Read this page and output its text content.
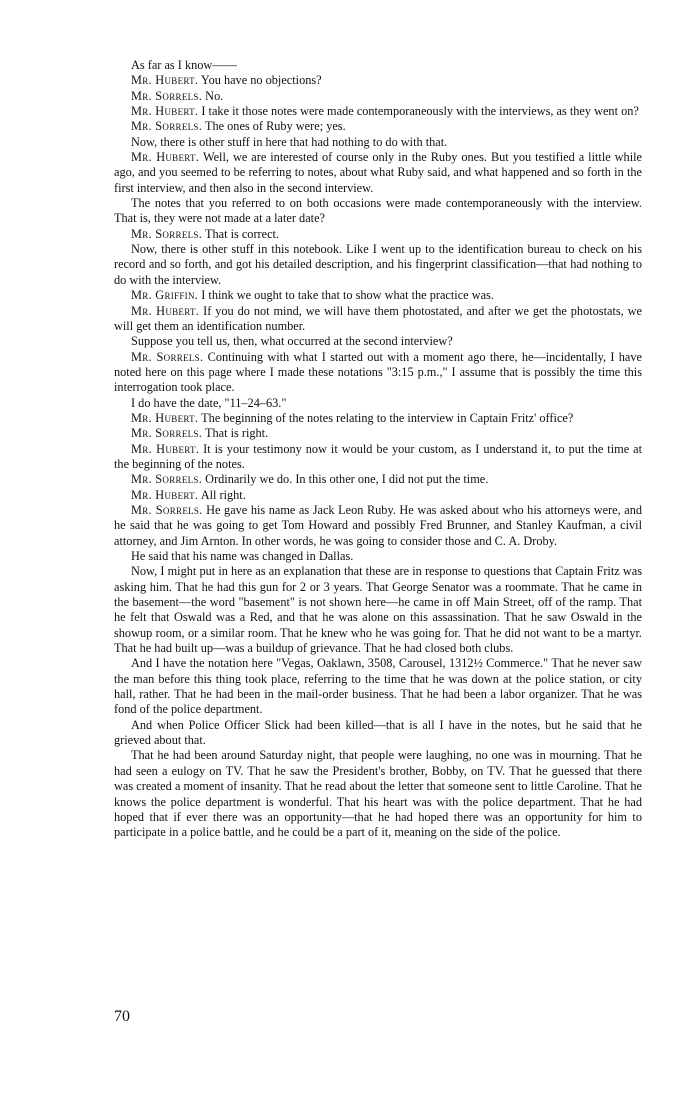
As far as I know——

Mr. Hubert. You have no objections?

Mr. Sorrels. No.

Mr. Hubert. I take it those notes were made contemporaneously with the interviews, as they went on?

Mr. Sorrels. The ones of Ruby were; yes.

Now, there is other stuff in here that had nothing to do with that.

Mr. Hubert. Well, we are interested of course only in the Ruby ones. But you testified a little while ago, and you seemed to be referring to notes, about what Ruby said, and what happened and so forth in the first interview, and then also in the second interview.

The notes that you referred to on both occasions were made contemporaneously with the interview. That is, they were not made at a later date?

Mr. Sorrels. That is correct.

Now, there is other stuff in this notebook. Like I went up to the identification bureau to check on his record and so forth, and got his detailed description, and his fingerprint classification—that had nothing to do with the interview.

Mr. Griffin. I think we ought to take that to show what the practice was.

Mr. Hubert. If you do not mind, we will have them photostated, and after we get the photostats, we will get them an identification number.

Suppose you tell us, then, what occurred at the second interview?

Mr. Sorrels. Continuing with what I started out with a moment ago there, he—incidentally, I have noted here on this page where I made these notations "3:15 p.m.," I assume that is possibly the time this interrogation took place.

I do have the date, "11–24–63."

Mr. Hubert. The beginning of the notes relating to the interview in Captain Fritz' office?

Mr. Sorrels. That is right.

Mr. Hubert. It is your testimony now it would be your custom, as I understand it, to put the time at the beginning of the notes.

Mr. Sorrels. Ordinarily we do. In this other one, I did not put the time.

Mr. Hubert. All right.

Mr. Sorrels. He gave his name as Jack Leon Ruby. He was asked about who his attorneys were, and he said that he was going to get Tom Howard and possibly Fred Brunner, and Stanley Kaufman, a civil attorney, and Jim Arnton. In other words, he was going to consider those and C. A. Droby.

He said that his name was changed in Dallas.

Now, I might put in here as an explanation that these are in response to questions that Captain Fritz was asking him. That he had this gun for 2 or 3 years. That George Senator was a roommate. That he came in the basement—the word "basement" is not shown here—he came in off Main Street, off of the ramp. That he felt that Oswald was a Red, and that he was alone on this assassination. That he saw Oswald in the showup room, or a similar room. That he knew who he was going for. That he did not want to be a martyr. That he had built up—was a buildup of grievance. That he had closed both clubs.

And I have the notation here "Vegas, Oaklawn, 3508, Carousel, 1312½ Commerce." That he never saw the man before this thing took place, referring to the time that he was down at the police station, or city hall, rather. That he had been in the mail-order business. That he had been a labor organizer. That he was fond of the police department.

And when Police Officer Slick had been killed—that is all I have in the notes, but he said that he grieved about that.

That he had been around Saturday night, that people were laughing, no one was in mourning. That he had seen a eulogy on TV. That he saw the President's brother, Bobby, on TV. That he guessed that there was created a moment of insanity. That he read about the letter that someone sent to little Caroline. That he knows the police department is wonderful. That his heart was with the police department. That he had hoped that if ever there was an opportunity—that he had hoped there was an opportunity for him to participate in a police battle, and he could be a part of it, meaning on the side of the police.

70
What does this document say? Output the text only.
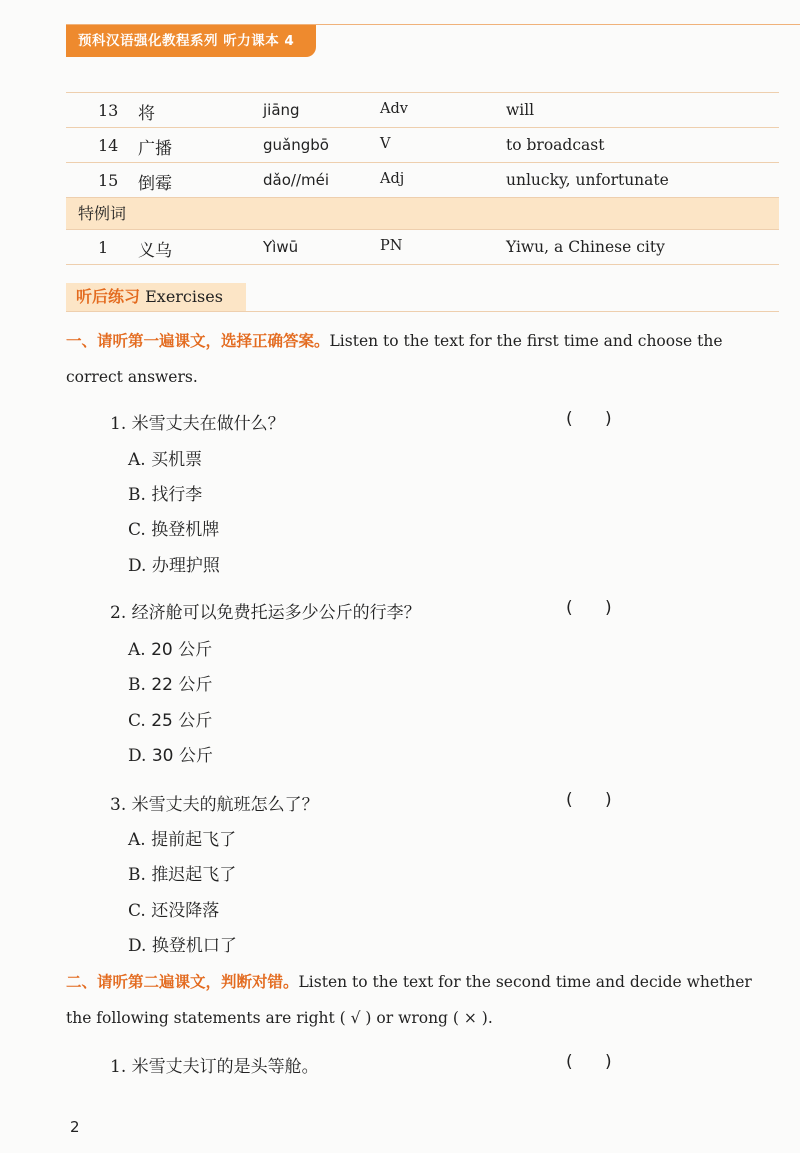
预科汉语强化教程系列 听力课本 4
13 将	jiāng	Adv	will
14 广播	guǎngbō	V	to broadcast
15 倒霉	dǎo//méi	Adj	unlucky, unfortunate
特例词
1 义乌	Yìwū	PN	Yiwu, a Chinese city
听后练习 Exercises
一、请听第一遍课文，选择正确答案。Listen to the text for the first time and choose the
correct answers.
1. 米雪丈夫在做什么？	(      )
A. 买机票
B. 找行李
C. 换登机牌
D. 办理护照
2. 经济舱可以免费托运多少公斤的行李？	(      )
A. 20 公斤
B. 22 公斤
C. 25 公斤
D. 30 公斤
3. 米雪丈夫的航班怎么了？	(      )
A. 提前起飞了
B. 推迟起飞了
C. 还没降落
D. 换登机口了
二、请听第二遍课文，判断对错。Listen to the text for the second time and decide whether
the following statements are right ( √ ) or wrong ( × ).
1. 米雪丈夫订的是头等舱。	(      )
2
══════
Required task: Write the material out again exactly as it appears, dropping the pictures.

Response below:
Read this page and output its text content.
As far as I know——

Mr. Hubert. You have no objections?

Mr. Sorrels. No.

Mr. Hubert. I take it those notes were made contemporaneously with the interviews, as they went on?

Mr. Sorrels. The ones of Ruby were; yes.

Now, there is other stuff in here that had nothing to do with that.

Mr. Hubert. Well, we are interested of course only in the Ruby ones. But you testified a little while ago, and you seemed to be referring to notes, about what Ruby said, and what happened and so forth in the first interview, and then also in the second interview.

The notes that you referred to on both occasions were made contemporaneously with the interview. That is, they were not made at a later date?

Mr. Sorrels. That is correct.

Now, there is other stuff in this notebook. Like I went up to the identification bureau to check on his record and so forth, and got his detailed description, and his fingerprint classification—that had nothing to do with the interview.

Mr. Griffin. I think we ought to take that to show what the practice was.

Mr. Hubert. If you do not mind, we will have them photostated, and after we get the photostats, we will get them an identification number.

Suppose you tell us, then, what occurred at the second interview?

Mr. Sorrels. Continuing with what I started out with a moment ago there, he—incidentally, I have noted here on this page where I made these notations "3:15 p.m.," I assume that is possibly the time this interrogation took place.

I do have the date, "11–24–63."

Mr. Hubert. The beginning of the notes relating to the interview in Captain Fritz' office?

Mr. Sorrels. That is right.

Mr. Hubert. It is your testimony now it would be your custom, as I understand it, to put the time at the beginning of the notes.

Mr. Sorrels. Ordinarily we do. In this other one, I did not put the time.

Mr. Hubert. All right.

Mr. Sorrels. He gave his name as Jack Leon Ruby. He was asked about who his attorneys were, and he said that he was going to get Tom Howard and possibly Fred Brunner, and Stanley Kaufman, a civil attorney, and Jim Arnton. In other words, he was going to consider those and C. A. Droby.

He said that his name was changed in Dallas.

Now, I might put in here as an explanation that these are in response to questions that Captain Fritz was asking him. That he had this gun for 2 or 3 years. That George Senator was a roommate. That he came in the basement—the word "basement" is not shown here—he came in off Main Street, off of the ramp. That he felt that Oswald was a Red, and that he was alone on this assassination. That he saw Oswald in the showup room, or a similar room. That he knew who he was going for. That he did not want to be a martyr. That he had built up—was a buildup of grievance. That he had closed both clubs.

And I have the notation here "Vegas, Oaklawn, 3508, Carousel, 1312½ Commerce." That he never saw the man before this thing took place, referring to the time that he was down at the police station, or city hall, rather. That he had been in the mail-order business. That he had been a labor organizer. That he was fond of the police department.

And when Police Officer Slick had been killed—that is all I have in the notes, but he said that he grieved about that.

That he had been around Saturday night, that people were laughing, no one was in mourning. That he had seen a eulogy on TV. That he saw the President's brother, Bobby, on TV. That he guessed that there was created a moment of insanity. That he read about the letter that someone sent to little Caroline. That he knows the police department is wonderful. That his heart was with the police department. That he had hoped that if ever there was an opportunity—that he had hoped there was an opportunity for him to participate in a police battle, and he could be a part of it, meaning on the side of the police.

70
What does this document say? Output the text only.
预科汉语强化教程系列 听力课本 4
13 将	jiāng	Adv	will
14 广播	guǎngbō	V	to broadcast
15 倒霉	dǎo//méi	Adj	unlucky, unfortunate
特例词
1 义乌	Yìwū	PN	Yiwu, a Chinese city
听后练习 Exercises
一、请听第一遍课文，选择正确答案。Listen to the text for the first time and choose the
correct answers.
1. 米雪丈夫在做什么？	(      )
A. 买机票
B. 找行李
C. 换登机牌
D. 办理护照
2. 经济舱可以免费托运多少公斤的行李？	(      )
A. 20 公斤
B. 22 公斤
C. 25 公斤
D. 30 公斤
3. 米雪丈夫的航班怎么了？	(      )
A. 提前起飞了
B. 推迟起飞了
C. 还没降落
D. 换登机口了
二、请听第二遍课文，判断对错。Listen to the text for the second time and decide whether
the following statements are right ( √ ) or wrong ( × ).
1. 米雪丈夫订的是头等舱。	(      )
2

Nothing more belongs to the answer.